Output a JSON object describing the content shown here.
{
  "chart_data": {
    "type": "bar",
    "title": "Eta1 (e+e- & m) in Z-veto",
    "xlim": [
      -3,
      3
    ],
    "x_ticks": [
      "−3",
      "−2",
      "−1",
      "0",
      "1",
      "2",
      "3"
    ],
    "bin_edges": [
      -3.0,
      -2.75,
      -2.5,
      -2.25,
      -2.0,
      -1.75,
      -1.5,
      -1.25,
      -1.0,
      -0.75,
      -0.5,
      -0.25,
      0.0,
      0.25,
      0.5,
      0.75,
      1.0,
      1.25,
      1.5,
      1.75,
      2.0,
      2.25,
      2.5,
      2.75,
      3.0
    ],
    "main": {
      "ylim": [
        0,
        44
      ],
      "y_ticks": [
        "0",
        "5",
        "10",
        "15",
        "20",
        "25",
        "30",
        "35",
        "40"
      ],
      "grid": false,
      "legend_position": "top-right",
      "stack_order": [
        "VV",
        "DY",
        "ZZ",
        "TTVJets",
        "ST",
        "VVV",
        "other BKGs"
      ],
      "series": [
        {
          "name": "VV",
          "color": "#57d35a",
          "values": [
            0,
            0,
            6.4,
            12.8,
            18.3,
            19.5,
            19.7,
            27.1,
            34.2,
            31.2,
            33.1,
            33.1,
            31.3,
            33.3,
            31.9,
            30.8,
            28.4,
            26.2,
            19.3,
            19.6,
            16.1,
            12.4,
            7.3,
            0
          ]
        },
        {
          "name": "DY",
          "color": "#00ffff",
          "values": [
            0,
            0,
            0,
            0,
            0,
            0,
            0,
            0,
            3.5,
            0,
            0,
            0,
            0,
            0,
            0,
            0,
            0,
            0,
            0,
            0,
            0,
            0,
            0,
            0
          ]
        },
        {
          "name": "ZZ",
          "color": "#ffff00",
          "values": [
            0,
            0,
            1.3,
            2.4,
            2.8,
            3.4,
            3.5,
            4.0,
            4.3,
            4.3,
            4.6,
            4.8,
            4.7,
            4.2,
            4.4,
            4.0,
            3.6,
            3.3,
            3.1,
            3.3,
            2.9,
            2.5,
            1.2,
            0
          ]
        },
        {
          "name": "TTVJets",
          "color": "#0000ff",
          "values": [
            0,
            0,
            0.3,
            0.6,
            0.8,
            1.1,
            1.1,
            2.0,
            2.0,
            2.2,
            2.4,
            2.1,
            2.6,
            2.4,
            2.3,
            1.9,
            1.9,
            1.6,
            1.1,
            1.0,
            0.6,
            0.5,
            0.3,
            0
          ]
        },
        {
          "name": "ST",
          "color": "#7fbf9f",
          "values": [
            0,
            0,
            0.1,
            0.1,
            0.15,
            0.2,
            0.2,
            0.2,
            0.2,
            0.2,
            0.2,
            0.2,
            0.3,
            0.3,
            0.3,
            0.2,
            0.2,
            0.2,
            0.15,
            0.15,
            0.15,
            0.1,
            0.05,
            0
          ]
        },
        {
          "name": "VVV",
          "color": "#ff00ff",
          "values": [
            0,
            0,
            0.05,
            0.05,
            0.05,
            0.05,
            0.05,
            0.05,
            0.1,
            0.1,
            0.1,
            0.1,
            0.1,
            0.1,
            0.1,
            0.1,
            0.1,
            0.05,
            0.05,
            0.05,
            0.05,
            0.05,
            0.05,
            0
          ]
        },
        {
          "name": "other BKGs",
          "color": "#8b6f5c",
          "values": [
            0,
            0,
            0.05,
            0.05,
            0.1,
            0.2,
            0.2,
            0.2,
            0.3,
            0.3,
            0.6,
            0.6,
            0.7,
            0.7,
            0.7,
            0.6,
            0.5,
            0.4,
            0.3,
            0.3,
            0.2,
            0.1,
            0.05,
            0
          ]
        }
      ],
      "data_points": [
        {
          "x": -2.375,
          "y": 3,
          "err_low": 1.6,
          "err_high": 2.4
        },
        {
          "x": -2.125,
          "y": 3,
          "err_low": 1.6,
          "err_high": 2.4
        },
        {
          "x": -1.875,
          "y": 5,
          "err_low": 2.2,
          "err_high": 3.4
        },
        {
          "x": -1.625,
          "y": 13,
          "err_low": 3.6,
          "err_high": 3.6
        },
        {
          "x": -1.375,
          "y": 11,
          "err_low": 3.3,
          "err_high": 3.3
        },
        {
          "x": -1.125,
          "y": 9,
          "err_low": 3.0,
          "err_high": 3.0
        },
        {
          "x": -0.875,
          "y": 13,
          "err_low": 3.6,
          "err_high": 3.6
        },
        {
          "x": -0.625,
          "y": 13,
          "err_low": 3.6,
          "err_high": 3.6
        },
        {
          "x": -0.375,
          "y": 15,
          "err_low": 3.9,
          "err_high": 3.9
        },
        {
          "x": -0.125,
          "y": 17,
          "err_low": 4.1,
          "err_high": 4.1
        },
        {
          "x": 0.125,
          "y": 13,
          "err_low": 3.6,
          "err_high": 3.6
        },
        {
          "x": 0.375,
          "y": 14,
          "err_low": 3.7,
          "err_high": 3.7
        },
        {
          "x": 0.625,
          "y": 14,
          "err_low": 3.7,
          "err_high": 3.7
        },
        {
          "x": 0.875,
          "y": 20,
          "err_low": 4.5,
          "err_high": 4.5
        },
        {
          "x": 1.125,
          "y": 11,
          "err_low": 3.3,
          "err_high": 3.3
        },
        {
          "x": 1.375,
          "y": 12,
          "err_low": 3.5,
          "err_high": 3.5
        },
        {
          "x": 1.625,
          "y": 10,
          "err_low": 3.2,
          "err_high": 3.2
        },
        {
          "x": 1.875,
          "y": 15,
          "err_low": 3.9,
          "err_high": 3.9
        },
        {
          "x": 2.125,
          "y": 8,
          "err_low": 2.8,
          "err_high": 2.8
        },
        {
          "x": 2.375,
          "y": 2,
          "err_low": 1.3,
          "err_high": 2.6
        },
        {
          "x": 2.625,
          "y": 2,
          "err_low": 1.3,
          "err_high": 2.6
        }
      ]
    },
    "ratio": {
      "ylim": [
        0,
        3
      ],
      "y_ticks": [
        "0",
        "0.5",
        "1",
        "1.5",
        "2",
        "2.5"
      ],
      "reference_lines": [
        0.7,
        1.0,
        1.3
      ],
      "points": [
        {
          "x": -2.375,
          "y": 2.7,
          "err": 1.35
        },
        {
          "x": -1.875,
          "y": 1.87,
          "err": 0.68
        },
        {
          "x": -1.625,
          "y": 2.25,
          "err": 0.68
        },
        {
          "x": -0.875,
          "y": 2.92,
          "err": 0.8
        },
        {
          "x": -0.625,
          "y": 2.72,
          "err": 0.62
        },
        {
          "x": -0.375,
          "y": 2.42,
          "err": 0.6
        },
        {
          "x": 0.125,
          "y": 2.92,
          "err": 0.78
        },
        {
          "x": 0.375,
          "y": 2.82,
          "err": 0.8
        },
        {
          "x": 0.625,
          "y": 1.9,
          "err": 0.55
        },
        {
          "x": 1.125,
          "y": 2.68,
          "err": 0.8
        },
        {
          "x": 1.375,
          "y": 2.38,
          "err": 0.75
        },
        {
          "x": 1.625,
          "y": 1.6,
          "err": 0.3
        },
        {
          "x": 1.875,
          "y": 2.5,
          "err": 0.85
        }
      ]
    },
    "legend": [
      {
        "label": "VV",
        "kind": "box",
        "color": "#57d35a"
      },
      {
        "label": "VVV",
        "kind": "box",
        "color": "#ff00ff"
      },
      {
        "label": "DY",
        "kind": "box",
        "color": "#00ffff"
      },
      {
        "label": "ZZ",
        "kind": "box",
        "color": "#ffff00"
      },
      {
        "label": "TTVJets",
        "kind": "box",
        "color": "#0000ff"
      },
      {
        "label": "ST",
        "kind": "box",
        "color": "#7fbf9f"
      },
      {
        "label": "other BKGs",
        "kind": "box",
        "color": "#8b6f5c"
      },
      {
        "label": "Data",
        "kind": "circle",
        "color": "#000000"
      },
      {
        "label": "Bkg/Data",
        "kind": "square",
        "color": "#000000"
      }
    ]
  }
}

◆ ◆ ◆ ◆

Compute the number of lines above that contain the string "other". Reply with that value only.

3